_Work to complete:_
Transcribe the listing word for word.

_Entries supplied:_
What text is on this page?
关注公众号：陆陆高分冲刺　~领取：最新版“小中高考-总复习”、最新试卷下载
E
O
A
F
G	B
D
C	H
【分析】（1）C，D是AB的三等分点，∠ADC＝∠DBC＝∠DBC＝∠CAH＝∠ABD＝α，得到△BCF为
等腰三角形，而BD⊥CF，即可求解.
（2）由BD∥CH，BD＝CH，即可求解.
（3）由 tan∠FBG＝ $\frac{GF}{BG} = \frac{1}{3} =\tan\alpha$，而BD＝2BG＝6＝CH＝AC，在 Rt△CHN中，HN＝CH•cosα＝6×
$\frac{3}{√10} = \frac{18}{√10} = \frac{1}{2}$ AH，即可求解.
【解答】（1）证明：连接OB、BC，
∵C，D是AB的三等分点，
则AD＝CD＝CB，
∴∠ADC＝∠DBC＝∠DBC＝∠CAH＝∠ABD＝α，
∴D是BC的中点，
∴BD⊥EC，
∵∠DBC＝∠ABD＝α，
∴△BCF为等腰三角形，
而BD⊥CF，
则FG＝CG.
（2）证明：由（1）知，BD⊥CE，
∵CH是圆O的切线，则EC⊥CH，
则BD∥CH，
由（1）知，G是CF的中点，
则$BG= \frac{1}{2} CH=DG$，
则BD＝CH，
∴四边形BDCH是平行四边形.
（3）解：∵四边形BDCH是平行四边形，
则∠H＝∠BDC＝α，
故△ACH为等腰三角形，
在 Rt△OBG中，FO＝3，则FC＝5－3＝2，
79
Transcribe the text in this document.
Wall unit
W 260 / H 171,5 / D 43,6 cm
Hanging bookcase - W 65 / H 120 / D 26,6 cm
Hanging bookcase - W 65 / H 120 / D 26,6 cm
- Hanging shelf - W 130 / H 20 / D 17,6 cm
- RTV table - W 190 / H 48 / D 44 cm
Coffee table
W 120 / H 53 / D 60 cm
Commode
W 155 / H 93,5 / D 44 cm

_Full answer:_
What text is on this page?
关注公众号：陆陆高分冲刺　~领取：最新版“小中高考-总复习”、最新试卷下载
E
O
A
F
G	B
D
C	H
【分析】（1）C，D是AB的三等分点，∠ADC＝∠DBC＝∠DBC＝∠CAH＝∠ABD＝α，得到△BCF为
等腰三角形，而BD⊥CF，即可求解.
（2）由BD∥CH，BD＝CH，即可求解.
（3）由 tan∠FBG＝ $\frac{GF}{BG} = \frac{1}{3} =\tan\alpha$，而BD＝2BG＝6＝CH＝AC，在 Rt△CHN中，HN＝CH•cosα＝6×
$\frac{3}{√10} = \frac{18}{√10} = \frac{1}{2}$ AH，即可求解.
【解答】（1）证明：连接OB、BC，
∵C，D是AB的三等分点，
则AD＝CD＝CB，
∴∠ADC＝∠DBC＝∠DBC＝∠CAH＝∠ABD＝α，
∴D是BC的中点，
∴BD⊥EC，
∵∠DBC＝∠ABD＝α，
∴△BCF为等腰三角形，
而BD⊥CF，
则FG＝CG.
（2）证明：由（1）知，BD⊥CE，
∵CH是圆O的切线，则EC⊥CH，
则BD∥CH，
由（1）知，G是CF的中点，
则$BG= \frac{1}{2} CH=DG$，
则BD＝CH，
∴四边形BDCH是平行四边形.
（3）解：∵四边形BDCH是平行四边形，
则∠H＝∠BDC＝α，
故△ACH为等腰三角形，
在 Rt△OBG中，FO＝3，则FC＝5－3＝2，
79
Transcribe the text in this document.
Wall unit
W 260 / H 171,5 / D 43,6 cm
Hanging bookcase - W 65 / H 120 / D 26,6 cm
Hanging bookcase - W 65 / H 120 / D 26,6 cm
- Hanging shelf - W 130 / H 20 / D 17,6 cm
- RTV table - W 190 / H 48 / D 44 cm
Coffee table
W 120 / H 53 / D 60 cm
Commode
W 155 / H 93,5 / D 44 cm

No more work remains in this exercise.